● **Written exercise**: Copy out the lines that have "وقول" in them.

━━━━━━━━━━

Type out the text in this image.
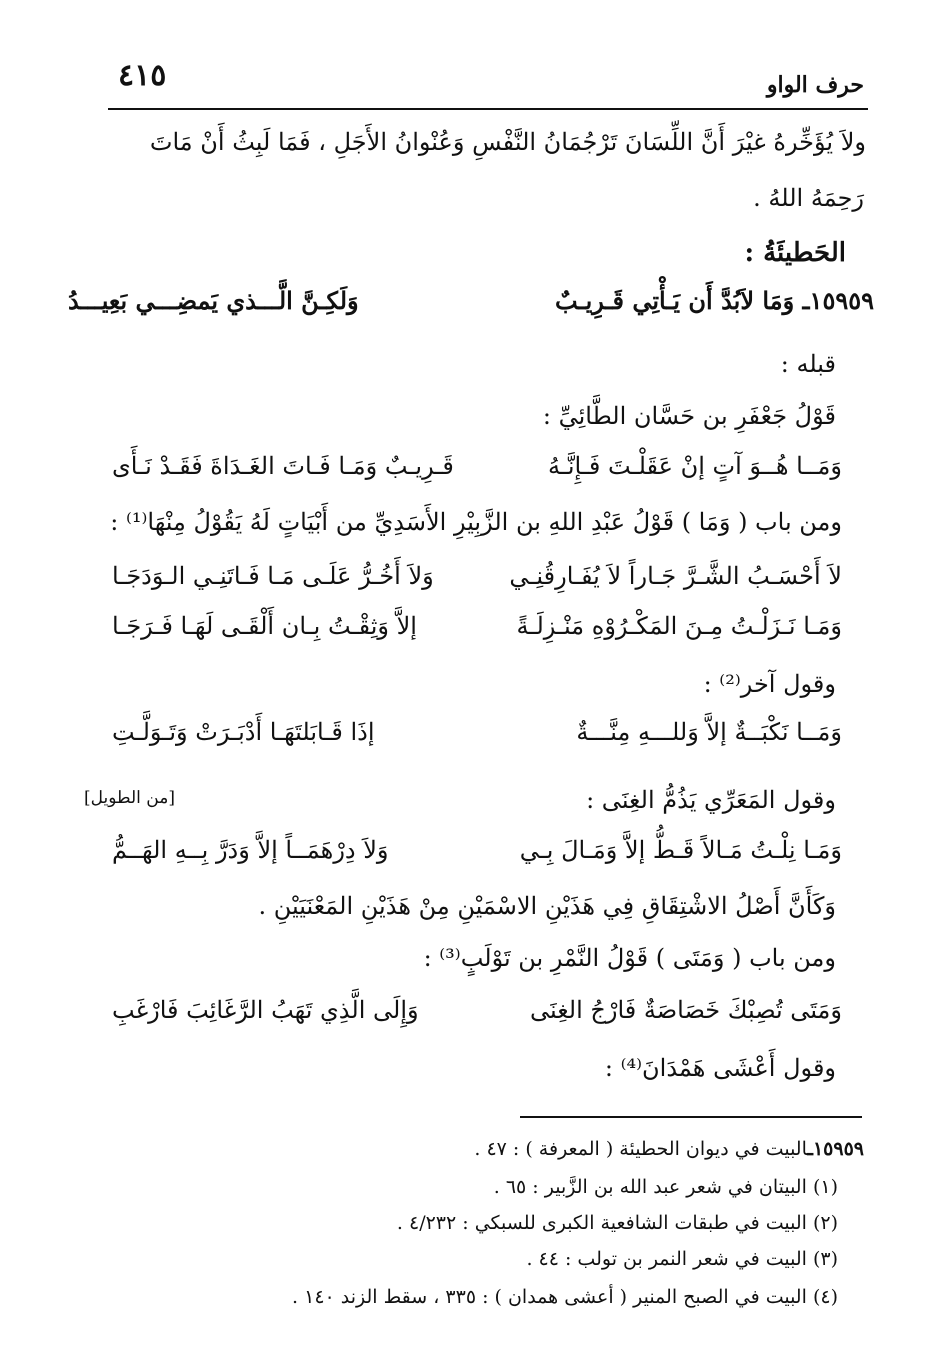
٤١٥	حرف الواو
ولاَ يُؤَخِّرهُ غيْرَ أَنَّ اللِّسَانَ تَرْجُمَانُ النَّفْسِ وَعُنْوانُ الأَجَلِ ، فَمَا لَبِثُ أَنْ مَاتَ
رَحِمَهُ اللهُ .
الحَطيئَةُ :
١٥٩٥٩ـ وَمَا لاَبُدَّ أَن يَـأْتِي قَـرِيـبٌ
وَلَكِـنَّ الَّـــذي يَمضِـــي بَعِيـــدُ
قبله :
قَوْلُ جَعْفَرِ بن حَسَّان الطَّائِيِّ :
وَمَــا هُــوَ آتٍ إنْ عَقَلْـتَ فَـإِنَّـهُ
قَـرِيـبٌ وَمَـا فَـاتَ الغَـدَاةَ فَقَـدْ نَـأَى
ومن باب ( وَمَا ) قَوْلُ عَبْدِ اللهِ بن الزَّبِيْرِ الأَسَدِيِّ من أَبْيَاتٍ لَهُ يَقُوْلُ مِنْهَا⁽¹⁾ :
لاَ أَحْسَـبُ الشَّـرَّ جَـاراً لاَ يُفَـارِقُنِـي
وَلاَ أَخُـرُّ عَلَـى مَـا فَـاتَنِـي الـوَدَجَـا
وَمَـا نَـزَلْـتُ مِـنَ المَكْـرُوْهِ مَنْـزِلَـةً
إلاَّ وَثِقْـتُ بِـان أَلْقَـى لَهَـا فَـرَجَـا
وقول آخر⁽²⁾ :
وَمَــا نَكْبَــةٌ إلاَّ وَللـــهِ مِنَّـــةٌ
إذَا قَـابَلتَهَـا أَدْبَـرَتْ وَتَـوَلَّـتِ
وقول المَعَرِّي يَذُمُّ الغِنَى :
[من الطويل]
وَمَـا نِلْـتُ مَـالاً قَـطُّ إلاَّ وَمَـالَ بِـي
وَلاَ دِرْهَمَــاً إلاَّ وَدَرَّ بِــهِ الهَــمُّ
وَكَأَنَّ أَصْلُ الاشْتِقَاقِ فِي هَذَيْنِ الاسْمَيْنِ مِنْ هَذَيْنِ المَعْنَيَيْنِ .
ومن باب ( وَمَتَى ) قَوْلُ النَّمْرِ بن تَوْلَبٍ⁽³⁾ :
وَمَتَى تُصِبْكَ خَصَاصَةٌ فَارْجُ الغِنَى
وَإِلَى الَّذِي تَهَبُ الرَّغَائِبَ فَارْغَبِ
وقول أَعْشَى هَمْدَانَ⁽⁴⁾ :
١٥٩٥٩ـالبيت في ديوان الحطيئة ( المعرفة ) : ٤٧ .
(١) البيتان في شعر عبد الله بن الزَّبير : ٦٥ .
(٢) البيت في طبقات الشافعية الكبرى للسبكي : ٤/٢٣٢ .
(٣) البيت في شعر النمر بن تولب : ٤٤ .
(٤) البيت في الصبح المنير ( أعشى همدان ) : ٣٣٥ ، سقط الزند ١٤٠ .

━━━━━━━━━━

● **Correct result**:
وقول آخر⁽²⁾ :
وقول المَعَرِّي يَذُمُّ الغِنَى :
وقول أَعْشَى هَمْدَانَ⁽⁴⁾ :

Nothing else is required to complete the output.